Requirement ->
Every line that contains the word "provisions" should be copied.
------ Data section ------
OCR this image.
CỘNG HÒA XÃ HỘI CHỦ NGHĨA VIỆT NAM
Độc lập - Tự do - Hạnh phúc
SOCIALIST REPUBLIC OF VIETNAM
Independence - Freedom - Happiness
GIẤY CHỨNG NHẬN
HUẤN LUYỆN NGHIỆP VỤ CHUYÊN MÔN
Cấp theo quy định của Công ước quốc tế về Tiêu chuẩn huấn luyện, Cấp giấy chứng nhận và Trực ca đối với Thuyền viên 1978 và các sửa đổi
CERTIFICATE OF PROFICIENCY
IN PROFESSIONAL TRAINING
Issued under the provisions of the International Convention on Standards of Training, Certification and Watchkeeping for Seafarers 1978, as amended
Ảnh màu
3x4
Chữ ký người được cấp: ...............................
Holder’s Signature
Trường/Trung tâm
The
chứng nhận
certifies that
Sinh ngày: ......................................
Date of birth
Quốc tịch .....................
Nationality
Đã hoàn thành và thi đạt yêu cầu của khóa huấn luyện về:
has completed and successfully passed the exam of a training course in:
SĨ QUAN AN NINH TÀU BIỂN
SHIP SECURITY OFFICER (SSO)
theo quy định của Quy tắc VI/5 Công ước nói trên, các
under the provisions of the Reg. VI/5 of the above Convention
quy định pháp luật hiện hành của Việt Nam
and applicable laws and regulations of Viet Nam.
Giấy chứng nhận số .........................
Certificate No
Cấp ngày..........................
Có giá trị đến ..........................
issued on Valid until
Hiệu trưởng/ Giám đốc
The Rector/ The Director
------
The solution ->
Issued under the provisions of the International Convention on Standards of Training, Certification and Watchkeeping for Seafarers 1978, as amended
under the provisions of the Reg. VI/5 of the above Convention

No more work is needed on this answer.